> Supplied data:

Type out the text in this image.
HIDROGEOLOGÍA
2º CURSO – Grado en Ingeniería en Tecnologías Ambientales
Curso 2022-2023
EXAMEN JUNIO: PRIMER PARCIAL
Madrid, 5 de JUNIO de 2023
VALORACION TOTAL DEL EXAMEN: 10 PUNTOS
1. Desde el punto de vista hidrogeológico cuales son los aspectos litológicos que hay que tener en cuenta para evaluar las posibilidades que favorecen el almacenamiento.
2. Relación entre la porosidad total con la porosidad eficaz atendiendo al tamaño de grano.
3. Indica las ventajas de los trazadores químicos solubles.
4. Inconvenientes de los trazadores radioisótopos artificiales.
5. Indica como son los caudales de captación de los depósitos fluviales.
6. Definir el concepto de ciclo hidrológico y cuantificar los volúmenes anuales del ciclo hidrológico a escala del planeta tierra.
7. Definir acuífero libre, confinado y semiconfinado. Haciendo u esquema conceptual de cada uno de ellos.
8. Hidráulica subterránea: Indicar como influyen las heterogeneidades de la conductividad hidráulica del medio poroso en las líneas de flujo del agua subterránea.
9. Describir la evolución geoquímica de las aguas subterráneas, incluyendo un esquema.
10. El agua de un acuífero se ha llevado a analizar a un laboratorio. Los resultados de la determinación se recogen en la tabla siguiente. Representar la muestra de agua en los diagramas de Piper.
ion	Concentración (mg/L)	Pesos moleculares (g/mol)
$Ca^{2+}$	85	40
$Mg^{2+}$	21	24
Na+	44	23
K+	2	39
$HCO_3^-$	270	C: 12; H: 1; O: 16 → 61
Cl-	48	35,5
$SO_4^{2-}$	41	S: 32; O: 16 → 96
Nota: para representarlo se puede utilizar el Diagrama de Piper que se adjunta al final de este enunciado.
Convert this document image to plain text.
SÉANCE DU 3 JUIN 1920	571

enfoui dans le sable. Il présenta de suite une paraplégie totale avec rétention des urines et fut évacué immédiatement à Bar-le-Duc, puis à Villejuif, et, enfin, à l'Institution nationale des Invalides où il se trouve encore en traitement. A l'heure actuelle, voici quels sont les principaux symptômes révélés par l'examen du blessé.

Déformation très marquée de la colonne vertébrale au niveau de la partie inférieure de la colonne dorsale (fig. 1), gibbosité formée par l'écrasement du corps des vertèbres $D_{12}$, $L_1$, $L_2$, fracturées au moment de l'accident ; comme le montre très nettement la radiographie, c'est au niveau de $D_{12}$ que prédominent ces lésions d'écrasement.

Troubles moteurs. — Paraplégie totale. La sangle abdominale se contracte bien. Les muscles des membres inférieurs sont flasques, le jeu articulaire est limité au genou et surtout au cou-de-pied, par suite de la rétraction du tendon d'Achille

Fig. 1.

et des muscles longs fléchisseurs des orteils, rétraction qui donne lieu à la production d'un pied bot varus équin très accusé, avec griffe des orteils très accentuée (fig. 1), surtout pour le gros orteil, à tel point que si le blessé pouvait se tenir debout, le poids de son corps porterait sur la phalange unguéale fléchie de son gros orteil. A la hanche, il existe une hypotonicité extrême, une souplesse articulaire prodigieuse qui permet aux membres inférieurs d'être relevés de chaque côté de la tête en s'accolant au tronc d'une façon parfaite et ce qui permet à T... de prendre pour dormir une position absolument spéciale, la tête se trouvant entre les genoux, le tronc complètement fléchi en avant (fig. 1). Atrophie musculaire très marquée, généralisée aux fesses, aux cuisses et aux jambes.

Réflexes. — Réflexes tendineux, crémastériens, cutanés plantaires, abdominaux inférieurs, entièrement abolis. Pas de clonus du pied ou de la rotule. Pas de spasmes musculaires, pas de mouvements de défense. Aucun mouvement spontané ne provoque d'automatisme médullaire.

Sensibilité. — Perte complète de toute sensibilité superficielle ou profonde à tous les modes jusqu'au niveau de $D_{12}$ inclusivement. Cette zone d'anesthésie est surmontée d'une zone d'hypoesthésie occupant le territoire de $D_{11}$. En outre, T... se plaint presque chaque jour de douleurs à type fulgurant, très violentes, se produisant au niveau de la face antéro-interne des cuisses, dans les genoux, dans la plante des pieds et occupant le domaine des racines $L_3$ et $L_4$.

> Your objective: Type out the whole listing above again, exactly as it stands.

> Worked answer:
Type out the text in this image.
HIDROGEOLOGÍA
2º CURSO – Grado en Ingeniería en Tecnologías Ambientales
Curso 2022-2023
EXAMEN JUNIO: PRIMER PARCIAL
Madrid, 5 de JUNIO de 2023
VALORACION TOTAL DEL EXAMEN: 10 PUNTOS
1. Desde el punto de vista hidrogeológico cuales son los aspectos litológicos que hay que tener en cuenta para evaluar las posibilidades que favorecen el almacenamiento.
2. Relación entre la porosidad total con la porosidad eficaz atendiendo al tamaño de grano.
3. Indica las ventajas de los trazadores químicos solubles.
4. Inconvenientes de los trazadores radioisótopos artificiales.
5. Indica como son los caudales de captación de los depósitos fluviales.
6. Definir el concepto de ciclo hidrológico y cuantificar los volúmenes anuales del ciclo hidrológico a escala del planeta tierra.
7. Definir acuífero libre, confinado y semiconfinado. Haciendo u esquema conceptual de cada uno de ellos.
8. Hidráulica subterránea: Indicar como influyen las heterogeneidades de la conductividad hidráulica del medio poroso en las líneas de flujo del agua subterránea.
9. Describir la evolución geoquímica de las aguas subterráneas, incluyendo un esquema.
10. El agua de un acuífero se ha llevado a analizar a un laboratorio. Los resultados de la determinación se recogen en la tabla siguiente. Representar la muestra de agua en los diagramas de Piper.
ion	Concentración (mg/L)	Pesos moleculares (g/mol)
$Ca^{2+}$	85	40
$Mg^{2+}$	21	24
Na+	44	23
K+	2	39
$HCO_3^-$	270	C: 12; H: 1; O: 16 → 61
Cl-	48	35,5
$SO_4^{2-}$	41	S: 32; O: 16 → 96
Nota: para representarlo se puede utilizar el Diagrama de Piper que se adjunta al final de este enunciado.
Convert this document image to plain text.
SÉANCE DU 3 JUIN 1920	571

enfoui dans le sable. Il présenta de suite une paraplégie totale avec rétention des urines et fut évacué immédiatement à Bar-le-Duc, puis à Villejuif, et, enfin, à l'Institution nationale des Invalides où il se trouve encore en traitement. A l'heure actuelle, voici quels sont les principaux symptômes révélés par l'examen du blessé.

Déformation très marquée de la colonne vertébrale au niveau de la partie inférieure de la colonne dorsale (fig. 1), gibbosité formée par l'écrasement du corps des vertèbres $D_{12}$, $L_1$, $L_2$, fracturées au moment de l'accident ; comme le montre très nettement la radiographie, c'est au niveau de $D_{12}$ que prédominent ces lésions d'écrasement.

Troubles moteurs. — Paraplégie totale. La sangle abdominale se contracte bien. Les muscles des membres inférieurs sont flasques, le jeu articulaire est limité au genou et surtout au cou-de-pied, par suite de la rétraction du tendon d'Achille

Fig. 1.

et des muscles longs fléchisseurs des orteils, rétraction qui donne lieu à la production d'un pied bot varus équin très accusé, avec griffe des orteils très accentuée (fig. 1), surtout pour le gros orteil, à tel point que si le blessé pouvait se tenir debout, le poids de son corps porterait sur la phalange unguéale fléchie de son gros orteil. A la hanche, il existe une hypotonicité extrême, une souplesse articulaire prodigieuse qui permet aux membres inférieurs d'être relevés de chaque côté de la tête en s'accolant au tronc d'une façon parfaite et ce qui permet à T... de prendre pour dormir une position absolument spéciale, la tête se trouvant entre les genoux, le tronc complètement fléchi en avant (fig. 1). Atrophie musculaire très marquée, généralisée aux fesses, aux cuisses et aux jambes.

Réflexes. — Réflexes tendineux, crémastériens, cutanés plantaires, abdominaux inférieurs, entièrement abolis. Pas de clonus du pied ou de la rotule. Pas de spasmes musculaires, pas de mouvements de défense. Aucun mouvement spontané ne provoque d'automatisme médullaire.

Sensibilité. — Perte complète de toute sensibilité superficielle ou profonde à tous les modes jusqu'au niveau de $D_{12}$ inclusivement. Cette zone d'anesthésie est surmontée d'une zone d'hypoesthésie occupant le territoire de $D_{11}$. En outre, T... se plaint presque chaque jour de douleurs à type fulgurant, très violentes, se produisant au niveau de la face antéro-interne des cuisses, dans les genoux, dans la plante des pieds et occupant le domaine des racines $L_3$ et $L_4$.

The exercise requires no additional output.